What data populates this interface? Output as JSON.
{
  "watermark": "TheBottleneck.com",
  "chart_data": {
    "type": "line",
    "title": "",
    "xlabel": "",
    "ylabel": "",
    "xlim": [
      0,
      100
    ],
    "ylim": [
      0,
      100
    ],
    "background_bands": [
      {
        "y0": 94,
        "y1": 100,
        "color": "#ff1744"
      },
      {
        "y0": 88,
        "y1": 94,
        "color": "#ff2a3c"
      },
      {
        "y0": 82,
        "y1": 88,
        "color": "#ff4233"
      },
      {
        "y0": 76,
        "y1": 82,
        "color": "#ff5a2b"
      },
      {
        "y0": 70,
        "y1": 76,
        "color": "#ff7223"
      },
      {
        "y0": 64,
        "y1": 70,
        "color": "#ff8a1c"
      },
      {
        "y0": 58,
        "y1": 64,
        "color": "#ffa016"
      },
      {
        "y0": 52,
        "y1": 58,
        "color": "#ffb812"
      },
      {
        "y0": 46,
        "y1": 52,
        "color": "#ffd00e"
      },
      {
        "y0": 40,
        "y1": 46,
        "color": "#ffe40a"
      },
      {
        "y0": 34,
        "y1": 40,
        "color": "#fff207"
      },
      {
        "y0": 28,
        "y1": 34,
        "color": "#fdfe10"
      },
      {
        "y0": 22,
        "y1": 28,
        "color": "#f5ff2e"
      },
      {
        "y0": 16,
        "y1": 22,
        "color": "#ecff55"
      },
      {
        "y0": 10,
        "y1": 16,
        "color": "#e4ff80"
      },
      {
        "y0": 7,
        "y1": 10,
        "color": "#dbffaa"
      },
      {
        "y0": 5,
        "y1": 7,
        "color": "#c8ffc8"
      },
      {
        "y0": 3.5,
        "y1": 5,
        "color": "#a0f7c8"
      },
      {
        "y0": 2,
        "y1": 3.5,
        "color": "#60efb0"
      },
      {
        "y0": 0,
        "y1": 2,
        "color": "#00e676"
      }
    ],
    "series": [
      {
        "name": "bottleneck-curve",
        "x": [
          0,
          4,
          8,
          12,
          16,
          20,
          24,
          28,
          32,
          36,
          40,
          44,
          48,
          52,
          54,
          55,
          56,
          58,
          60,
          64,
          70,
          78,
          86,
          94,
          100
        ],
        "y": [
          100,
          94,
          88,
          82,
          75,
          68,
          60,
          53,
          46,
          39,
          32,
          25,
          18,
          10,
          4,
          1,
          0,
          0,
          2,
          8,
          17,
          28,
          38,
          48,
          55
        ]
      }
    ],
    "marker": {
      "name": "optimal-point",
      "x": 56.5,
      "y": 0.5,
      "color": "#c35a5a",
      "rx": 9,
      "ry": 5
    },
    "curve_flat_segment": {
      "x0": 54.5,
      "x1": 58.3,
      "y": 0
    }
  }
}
§ §
**What is needed**: Pull out all lines from the entries above in which the word "name" appears.

**The result**:
        "name": "bottleneck-curve",
      "name": "optimal-point",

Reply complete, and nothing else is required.